Actions to take:
a) In the article below on Lahaina after the Maui wildfires, what year was the Pioneer Inn established?
b) Extend the article below on Lahaina's recovery from the Maui wildfires, picking up after its final sentence.

* BEGIN Quoted text *

Lahaina Locals Continue to Face Challenges after Maui Wildfires; Road to Reconstruction Still in Early Stages

Kayo Goto / The Yomiuri Shimbun
Ai Hironaka, a Japanese monk at Lahaina Hongwanji Mission, stands in the ruins of the main building of the temple lost to wildfires in Maui, Hawaii, on Dec. 21.

MAUI, Hawaii — All areas in Lahaina in western Maui, Hawaii, affected by the wildfires that struck in August were reopened on Dec. 12, with access limited to daytime hours. I visited the area on Dec. 21 to see the recovery effort.

When I entered the Lahaina Historic District, once the capital of the Hawaiian Kingdom in the 19th century, the prosperity of the island’s premier tourist destination was nowhere to be found. Historic landmarks, including the Pioneer Inn, a hotel established in 1901, had been consumed by the fires. Front Street, known for its seaside dining establishments offering beautiful sunset views, was also lost.

The fires, which started on Aug. 8, spread quickly down the mountainside, driven by strong winds. Almost a month later, Lahaina was able to declare the fire extinguished. Nearly half of the town had been engulfed by the flames, with more than 2,200 homes destroyed and 100 lives lost.

More than three months have passed since the fires were extinguished, however, the removal of hazardous material — a process known as Phase 1 — has only recently been completed, and debris remains. The town, bearing extensive fire damage reminiscent of the aftermath of an air raid, was shrouded in a deathly silence, underscoring the challenges of reconstruction.

* END Quoted text *
* BEGIN Given records *

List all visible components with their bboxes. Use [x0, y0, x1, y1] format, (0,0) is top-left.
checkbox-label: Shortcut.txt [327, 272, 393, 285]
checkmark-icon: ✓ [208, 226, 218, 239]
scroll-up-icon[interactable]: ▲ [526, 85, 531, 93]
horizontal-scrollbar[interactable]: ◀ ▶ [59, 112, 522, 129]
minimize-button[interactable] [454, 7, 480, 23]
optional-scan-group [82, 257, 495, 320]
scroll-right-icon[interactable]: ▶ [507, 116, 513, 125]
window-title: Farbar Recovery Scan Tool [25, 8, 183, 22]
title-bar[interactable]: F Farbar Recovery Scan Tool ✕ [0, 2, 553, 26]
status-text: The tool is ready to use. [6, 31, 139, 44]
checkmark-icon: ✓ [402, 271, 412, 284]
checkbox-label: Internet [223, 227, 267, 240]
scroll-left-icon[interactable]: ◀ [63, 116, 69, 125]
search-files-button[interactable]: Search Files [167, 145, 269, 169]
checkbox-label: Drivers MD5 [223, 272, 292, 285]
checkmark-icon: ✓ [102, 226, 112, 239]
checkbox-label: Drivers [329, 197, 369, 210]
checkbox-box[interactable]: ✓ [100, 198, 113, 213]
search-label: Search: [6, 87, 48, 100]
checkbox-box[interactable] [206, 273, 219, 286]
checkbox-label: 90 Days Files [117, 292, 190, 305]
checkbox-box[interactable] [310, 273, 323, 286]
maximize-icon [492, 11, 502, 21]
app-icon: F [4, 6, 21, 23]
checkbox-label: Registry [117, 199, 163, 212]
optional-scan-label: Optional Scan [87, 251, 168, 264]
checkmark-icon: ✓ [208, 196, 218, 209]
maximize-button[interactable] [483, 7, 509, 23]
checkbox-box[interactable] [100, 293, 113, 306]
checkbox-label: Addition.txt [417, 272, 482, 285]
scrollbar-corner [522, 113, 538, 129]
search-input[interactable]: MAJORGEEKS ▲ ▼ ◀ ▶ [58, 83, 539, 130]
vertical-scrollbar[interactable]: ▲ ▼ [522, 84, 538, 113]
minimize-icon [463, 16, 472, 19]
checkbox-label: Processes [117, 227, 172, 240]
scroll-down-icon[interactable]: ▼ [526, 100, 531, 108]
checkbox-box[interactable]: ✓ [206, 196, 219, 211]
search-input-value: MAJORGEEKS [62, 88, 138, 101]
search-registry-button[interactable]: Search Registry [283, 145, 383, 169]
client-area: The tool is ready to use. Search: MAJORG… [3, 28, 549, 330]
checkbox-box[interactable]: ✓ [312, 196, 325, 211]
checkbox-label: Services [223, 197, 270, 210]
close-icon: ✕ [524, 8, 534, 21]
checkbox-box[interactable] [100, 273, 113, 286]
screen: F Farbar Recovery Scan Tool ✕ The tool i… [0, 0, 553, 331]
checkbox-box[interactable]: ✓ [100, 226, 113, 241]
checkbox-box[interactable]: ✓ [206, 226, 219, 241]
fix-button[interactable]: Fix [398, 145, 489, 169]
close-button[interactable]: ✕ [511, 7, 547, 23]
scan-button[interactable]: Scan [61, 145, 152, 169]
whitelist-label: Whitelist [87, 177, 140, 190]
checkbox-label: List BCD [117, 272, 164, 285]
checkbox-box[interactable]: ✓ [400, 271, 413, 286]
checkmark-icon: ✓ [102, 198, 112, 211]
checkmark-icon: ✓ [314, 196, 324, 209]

* END Given records *
* BEGIN Given records *

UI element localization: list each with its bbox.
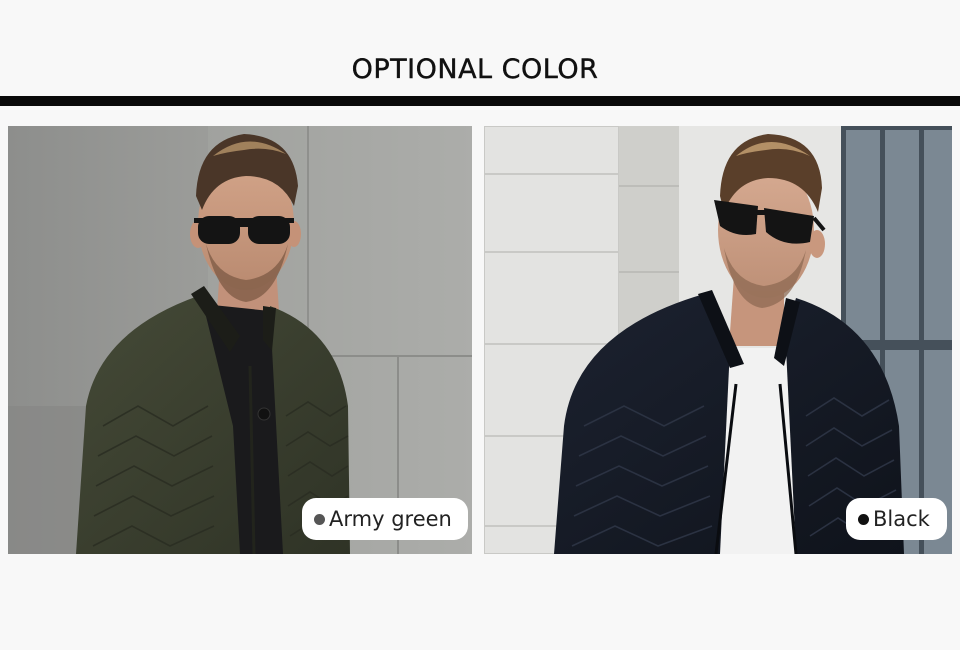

* END Given records *

Per-task answers:
a) 1901

b)
Phase 2, involving the removal of the remaining ash and debris, is set to start early next year. This process is expected to take six to nine months. Infrastructure restoration, including the replacement of contaminated water pipes, may take two to three years. Hawaii Gov. Josh Green has indicated that rebuilding the town will likely take at least five years.

Residents entering affected areas are provided with protective gear by a nonprofit organization to protect themselves from hazardous materials. Signs put up by the U.S. Environmental Protection Agency notifying the completion of the removal of arsenic, lead, and other substances from the surface of the debris, were placed at the entrances of affected properties. In small letters at the bottom, the signs warned, “Ash and other materials remain a health hazard.”

Kayo Goto / The Yomiuri Shimbun
Charred cruisers piled up near the harbor in Maui, Hawaii, on Dec. 21.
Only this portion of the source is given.